Spatial layout data:

<<<<

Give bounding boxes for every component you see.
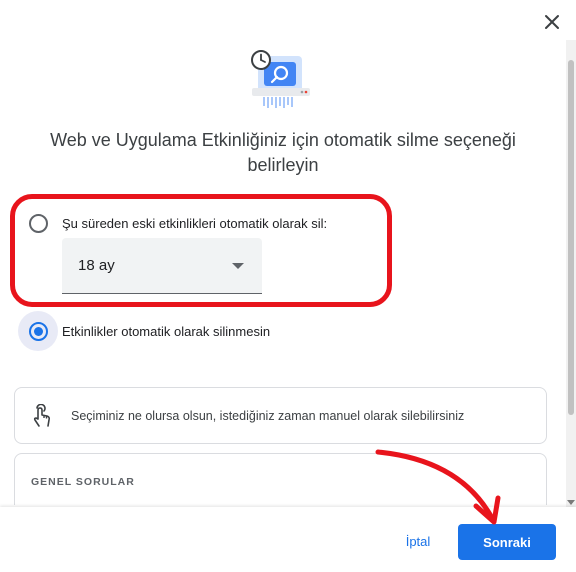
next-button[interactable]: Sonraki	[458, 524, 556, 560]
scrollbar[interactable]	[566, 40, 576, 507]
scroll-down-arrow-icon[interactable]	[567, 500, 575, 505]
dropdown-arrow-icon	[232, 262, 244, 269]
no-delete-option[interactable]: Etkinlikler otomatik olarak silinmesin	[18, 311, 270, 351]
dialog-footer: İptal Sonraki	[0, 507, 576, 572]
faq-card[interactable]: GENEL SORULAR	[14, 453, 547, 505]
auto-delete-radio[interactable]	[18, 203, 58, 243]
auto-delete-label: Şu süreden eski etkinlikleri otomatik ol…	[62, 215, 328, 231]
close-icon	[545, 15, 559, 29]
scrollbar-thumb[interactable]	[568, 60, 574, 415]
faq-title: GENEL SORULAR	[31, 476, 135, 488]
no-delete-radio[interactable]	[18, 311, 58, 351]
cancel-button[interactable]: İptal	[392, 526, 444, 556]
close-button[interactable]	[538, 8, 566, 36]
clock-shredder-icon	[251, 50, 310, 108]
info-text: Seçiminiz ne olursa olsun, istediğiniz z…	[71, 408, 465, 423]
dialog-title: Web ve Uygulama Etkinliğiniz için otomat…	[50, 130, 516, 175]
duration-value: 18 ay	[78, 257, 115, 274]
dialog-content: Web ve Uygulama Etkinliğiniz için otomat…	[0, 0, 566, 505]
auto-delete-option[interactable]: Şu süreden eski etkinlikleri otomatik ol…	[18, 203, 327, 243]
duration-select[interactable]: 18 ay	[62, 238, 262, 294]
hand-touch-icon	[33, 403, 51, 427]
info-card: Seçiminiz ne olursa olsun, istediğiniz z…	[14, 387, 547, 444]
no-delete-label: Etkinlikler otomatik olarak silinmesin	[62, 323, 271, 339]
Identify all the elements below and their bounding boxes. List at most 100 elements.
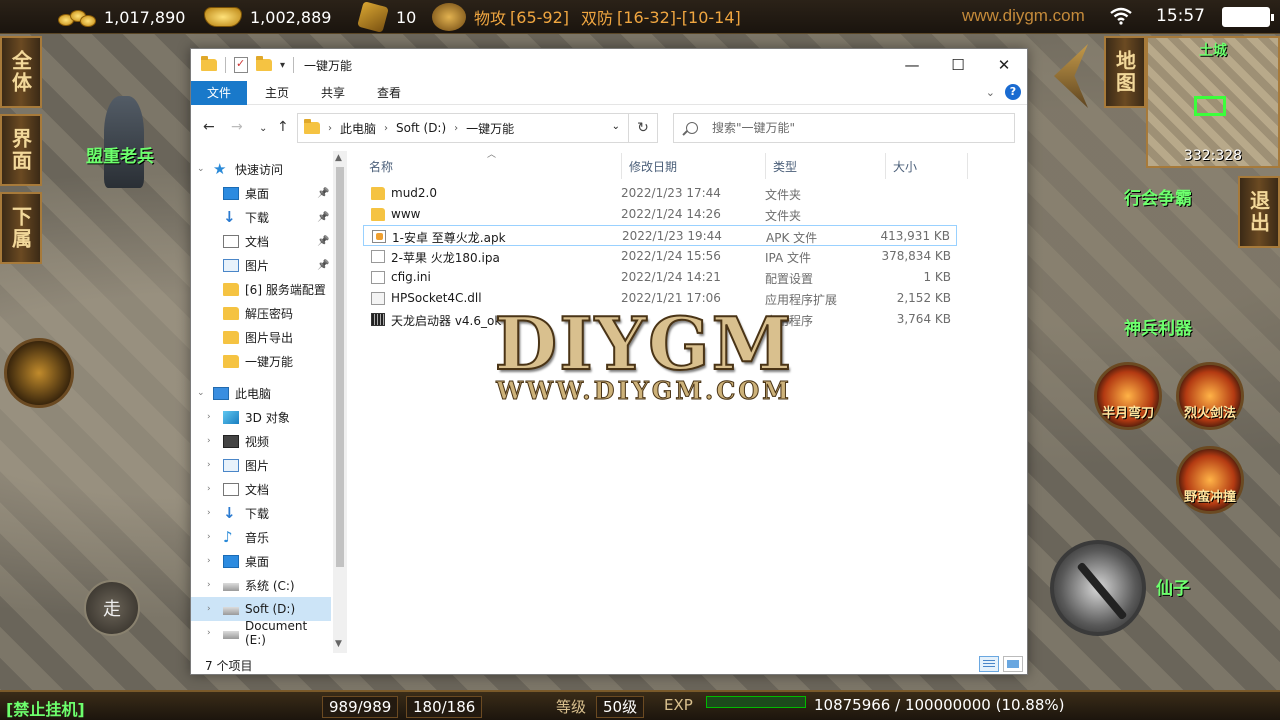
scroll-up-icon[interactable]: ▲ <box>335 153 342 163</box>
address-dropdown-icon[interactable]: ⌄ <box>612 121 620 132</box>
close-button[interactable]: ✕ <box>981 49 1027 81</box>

>>>>

■ **Problem requirements**: Output verbatim the lines of the entries starting with the line that contains "scroll-up-icon[interactable]: ▲ <box>335" and running through the end of the entries.

■ **Complete answer**:
scroll-up-icon[interactable]: ▲ <box>335 153 342 163</box>
address-dropdown-icon[interactable]: ⌄ <box>612 121 620 132</box>
close-button[interactable]: ✕ <box>981 49 1027 81</box>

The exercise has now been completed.